**SHORT TASK**: Each entry must be reproduced precisely as it stands.

Dataset records:
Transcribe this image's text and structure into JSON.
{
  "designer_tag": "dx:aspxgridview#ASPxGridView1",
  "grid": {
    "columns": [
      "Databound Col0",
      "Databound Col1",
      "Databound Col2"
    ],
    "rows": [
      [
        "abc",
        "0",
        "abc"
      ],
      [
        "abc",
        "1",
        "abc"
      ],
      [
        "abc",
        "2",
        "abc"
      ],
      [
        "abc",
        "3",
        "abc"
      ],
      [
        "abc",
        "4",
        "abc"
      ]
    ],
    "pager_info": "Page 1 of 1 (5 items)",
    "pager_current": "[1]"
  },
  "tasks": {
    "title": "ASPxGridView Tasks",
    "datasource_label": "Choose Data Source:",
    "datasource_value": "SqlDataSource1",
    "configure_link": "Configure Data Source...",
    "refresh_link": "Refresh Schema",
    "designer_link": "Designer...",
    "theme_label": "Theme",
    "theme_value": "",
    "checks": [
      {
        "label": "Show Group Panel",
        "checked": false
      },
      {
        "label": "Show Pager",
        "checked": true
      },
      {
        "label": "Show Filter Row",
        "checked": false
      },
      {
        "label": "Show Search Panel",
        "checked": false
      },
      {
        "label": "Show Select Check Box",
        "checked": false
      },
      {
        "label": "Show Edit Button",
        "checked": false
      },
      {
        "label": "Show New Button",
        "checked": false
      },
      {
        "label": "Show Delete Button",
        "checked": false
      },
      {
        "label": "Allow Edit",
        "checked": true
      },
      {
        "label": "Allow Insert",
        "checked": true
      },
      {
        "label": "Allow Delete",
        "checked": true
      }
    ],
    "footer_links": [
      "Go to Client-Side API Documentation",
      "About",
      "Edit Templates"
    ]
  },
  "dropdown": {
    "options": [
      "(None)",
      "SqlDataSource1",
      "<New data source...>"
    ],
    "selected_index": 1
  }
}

**RESPONSE TO THIS EXERCISE**:
Transcribe this image's text and structure into JSON.
{
  "designer_tag": "dx:aspxgridview#ASPxGridView1",
  "grid": {
    "columns": [
      "Databound Col0",
      "Databound Col1",
      "Databound Col2"
    ],
    "rows": [
      [
        "abc",
        "0",
        "abc"
      ],
      [
        "abc",
        "1",
        "abc"
      ],
      [
        "abc",
        "2",
        "abc"
      ],
      [
        "abc",
        "3",
        "abc"
      ],
      [
        "abc",
        "4",
        "abc"
      ]
    ],
    "pager_info": "Page 1 of 1 (5 items)",
    "pager_current": "[1]"
  },
  "tasks": {
    "title": "ASPxGridView Tasks",
    "datasource_label": "Choose Data Source:",
    "datasource_value": "SqlDataSource1",
    "configure_link": "Configure Data Source...",
    "refresh_link": "Refresh Schema",
    "designer_link": "Designer...",
    "theme_label": "Theme",
    "theme_value": "",
    "checks": [
      {
        "label": "Show Group Panel",
        "checked": false
      },
      {
        "label": "Show Pager",
        "checked": true
      },
      {
        "label": "Show Filter Row",
        "checked": false
      },
      {
        "label": "Show Search Panel",
        "checked": false
      },
      {
        "label": "Show Select Check Box",
        "checked": false
      },
      {
        "label": "Show Edit Button",
        "checked": false
      },
      {
        "label": "Show New Button",
        "checked": false
      },
      {
        "label": "Show Delete Button",
        "checked": false
      },
      {
        "label": "Allow Edit",
        "checked": true
      },
      {
        "label": "Allow Insert",
        "checked": true
      },
      {
        "label": "Allow Delete",
        "checked": true
      }
    ],
    "footer_links": [
      "Go to Client-Side API Documentation",
      "About",
      "Edit Templates"
    ]
  },
  "dropdown": {
    "options": [
      "(None)",
      "SqlDataSource1",
      "<New data source...>"
    ],
    "selected_index": 1
  }
}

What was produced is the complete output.